> _EXERCISE BRIEF_: All of the data below should be written out exactly.
--- begin ---
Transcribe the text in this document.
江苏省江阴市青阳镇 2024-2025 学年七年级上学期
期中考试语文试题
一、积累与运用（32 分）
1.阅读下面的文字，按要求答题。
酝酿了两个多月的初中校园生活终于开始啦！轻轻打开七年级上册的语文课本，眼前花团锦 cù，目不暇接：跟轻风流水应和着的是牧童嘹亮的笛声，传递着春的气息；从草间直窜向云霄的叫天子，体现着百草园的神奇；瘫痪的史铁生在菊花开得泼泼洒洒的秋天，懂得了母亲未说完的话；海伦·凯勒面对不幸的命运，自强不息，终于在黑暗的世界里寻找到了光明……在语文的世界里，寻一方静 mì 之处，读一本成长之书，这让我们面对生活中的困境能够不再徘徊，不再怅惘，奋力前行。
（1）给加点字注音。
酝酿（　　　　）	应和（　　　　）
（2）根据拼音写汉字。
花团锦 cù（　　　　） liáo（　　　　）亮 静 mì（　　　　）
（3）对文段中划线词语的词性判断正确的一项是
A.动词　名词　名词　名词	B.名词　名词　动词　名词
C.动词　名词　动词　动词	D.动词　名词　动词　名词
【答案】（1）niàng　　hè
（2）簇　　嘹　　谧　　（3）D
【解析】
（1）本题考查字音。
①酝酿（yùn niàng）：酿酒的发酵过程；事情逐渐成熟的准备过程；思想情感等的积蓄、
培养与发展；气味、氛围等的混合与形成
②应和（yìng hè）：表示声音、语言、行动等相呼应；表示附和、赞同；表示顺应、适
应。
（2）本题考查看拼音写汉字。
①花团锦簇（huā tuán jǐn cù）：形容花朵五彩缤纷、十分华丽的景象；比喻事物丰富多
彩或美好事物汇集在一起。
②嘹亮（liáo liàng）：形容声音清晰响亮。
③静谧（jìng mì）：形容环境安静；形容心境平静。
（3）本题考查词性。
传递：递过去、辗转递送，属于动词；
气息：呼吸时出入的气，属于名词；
--- end ---
> _TASK RESULT_:
Transcribe the text in this document.
江苏省江阴市青阳镇 2024-2025 学年七年级上学期
期中考试语文试题
一、积累与运用（32 分）
1.阅读下面的文字，按要求答题。
酝酿了两个多月的初中校园生活终于开始啦！轻轻打开七年级上册的语文课本，眼前花团锦 cù，目不暇接：跟轻风流水应和着的是牧童嘹亮的笛声，传递着春的气息；从草间直窜向云霄的叫天子，体现着百草园的神奇；瘫痪的史铁生在菊花开得泼泼洒洒的秋天，懂得了母亲未说完的话；海伦·凯勒面对不幸的命运，自强不息，终于在黑暗的世界里寻找到了光明……在语文的世界里，寻一方静 mì 之处，读一本成长之书，这让我们面对生活中的困境能够不再徘徊，不再怅惘，奋力前行。
（1）给加点字注音。
酝酿（　　　　）	应和（　　　　）
（2）根据拼音写汉字。
花团锦 cù（　　　　） liáo（　　　　）亮 静 mì（　　　　）
（3）对文段中划线词语的词性判断正确的一项是
A.动词　名词　名词　名词	B.名词　名词　动词　名词
C.动词　名词　动词　动词	D.动词　名词　动词　名词
【答案】（1）niàng　　hè
（2）簇　　嘹　　谧　　（3）D
【解析】
（1）本题考查字音。
①酝酿（yùn niàng）：酿酒的发酵过程；事情逐渐成熟的准备过程；思想情感等的积蓄、
培养与发展；气味、氛围等的混合与形成
②应和（yìng hè）：表示声音、语言、行动等相呼应；表示附和、赞同；表示顺应、适
应。
（2）本题考查看拼音写汉字。
①花团锦簇（huā tuán jǐn cù）：形容花朵五彩缤纷、十分华丽的景象；比喻事物丰富多
彩或美好事物汇集在一起。
②嘹亮（liáo liàng）：形容声音清晰响亮。
③静谧（jìng mì）：形容环境安静；形容心境平静。
（3）本题考查词性。
传递：递过去、辗转递送，属于动词；
气息：呼吸时出入的气，属于名词；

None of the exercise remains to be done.